- [INSTRUCTIONS FOR THE TASK] Every record below should be printed exactly as it appears.

- [EXERCISE MATERIALS]
____

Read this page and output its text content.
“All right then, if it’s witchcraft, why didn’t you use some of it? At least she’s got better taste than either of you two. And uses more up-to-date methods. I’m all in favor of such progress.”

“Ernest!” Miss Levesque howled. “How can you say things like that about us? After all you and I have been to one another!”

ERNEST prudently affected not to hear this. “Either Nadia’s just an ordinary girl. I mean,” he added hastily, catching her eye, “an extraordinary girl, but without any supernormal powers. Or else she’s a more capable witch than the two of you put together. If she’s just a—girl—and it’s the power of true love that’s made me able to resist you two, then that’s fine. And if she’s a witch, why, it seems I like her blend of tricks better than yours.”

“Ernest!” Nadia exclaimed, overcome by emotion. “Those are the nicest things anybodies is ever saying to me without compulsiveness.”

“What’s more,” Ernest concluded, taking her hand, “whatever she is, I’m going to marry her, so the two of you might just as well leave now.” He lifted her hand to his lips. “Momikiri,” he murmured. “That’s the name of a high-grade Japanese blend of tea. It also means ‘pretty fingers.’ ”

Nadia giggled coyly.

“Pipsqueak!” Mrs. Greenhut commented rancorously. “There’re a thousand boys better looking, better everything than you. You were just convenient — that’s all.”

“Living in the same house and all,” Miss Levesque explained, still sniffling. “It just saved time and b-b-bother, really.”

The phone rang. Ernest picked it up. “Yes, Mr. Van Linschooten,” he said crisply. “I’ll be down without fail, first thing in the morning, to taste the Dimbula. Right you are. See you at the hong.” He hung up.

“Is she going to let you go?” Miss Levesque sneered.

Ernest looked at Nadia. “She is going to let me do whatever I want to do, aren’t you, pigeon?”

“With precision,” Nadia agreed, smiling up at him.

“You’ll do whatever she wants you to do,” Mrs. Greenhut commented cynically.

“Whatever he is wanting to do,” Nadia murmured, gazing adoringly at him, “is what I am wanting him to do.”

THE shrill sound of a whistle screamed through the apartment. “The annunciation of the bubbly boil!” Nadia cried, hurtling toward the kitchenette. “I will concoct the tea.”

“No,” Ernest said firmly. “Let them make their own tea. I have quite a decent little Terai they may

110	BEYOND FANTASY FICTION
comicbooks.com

____

- [SOLUTION FOR THIS TASK]
Read this page and output its text content.
“All right then, if it’s witchcraft, why didn’t you use some of it? At least she’s got better taste than either of you two. And uses more up-to-date methods. I’m all in favor of such progress.”

“Ernest!” Miss Levesque howled. “How can you say things like that about us? After all you and I have been to one another!”

ERNEST prudently affected not to hear this. “Either Nadia’s just an ordinary girl. I mean,” he added hastily, catching her eye, “an extraordinary girl, but without any supernormal powers. Or else she’s a more capable witch than the two of you put together. If she’s just a—girl—and it’s the power of true love that’s made me able to resist you two, then that’s fine. And if she’s a witch, why, it seems I like her blend of tricks better than yours.”

“Ernest!” Nadia exclaimed, overcome by emotion. “Those are the nicest things anybodies is ever saying to me without compulsiveness.”

“What’s more,” Ernest concluded, taking her hand, “whatever she is, I’m going to marry her, so the two of you might just as well leave now.” He lifted her hand to his lips. “Momikiri,” he murmured. “That’s the name of a high-grade Japanese blend of tea. It also means ‘pretty fingers.’ ”

Nadia giggled coyly.

“Pipsqueak!” Mrs. Greenhut commented rancorously. “There’re a thousand boys better looking, better everything than you. You were just convenient — that’s all.”

“Living in the same house and all,” Miss Levesque explained, still sniffling. “It just saved time and b-b-bother, really.”

The phone rang. Ernest picked it up. “Yes, Mr. Van Linschooten,” he said crisply. “I’ll be down without fail, first thing in the morning, to taste the Dimbula. Right you are. See you at the hong.” He hung up.

“Is she going to let you go?” Miss Levesque sneered.

Ernest looked at Nadia. “She is going to let me do whatever I want to do, aren’t you, pigeon?”

“With precision,” Nadia agreed, smiling up at him.

“You’ll do whatever she wants you to do,” Mrs. Greenhut commented cynically.

“Whatever he is wanting to do,” Nadia murmured, gazing adoringly at him, “is what I am wanting him to do.”

THE shrill sound of a whistle screamed through the apartment. “The annunciation of the bubbly boil!” Nadia cried, hurtling toward the kitchenette. “I will concoct the tea.”

“No,” Ernest said firmly. “Let them make their own tea. I have quite a decent little Terai they may

110	BEYOND FANTASY FICTION
comicbooks.com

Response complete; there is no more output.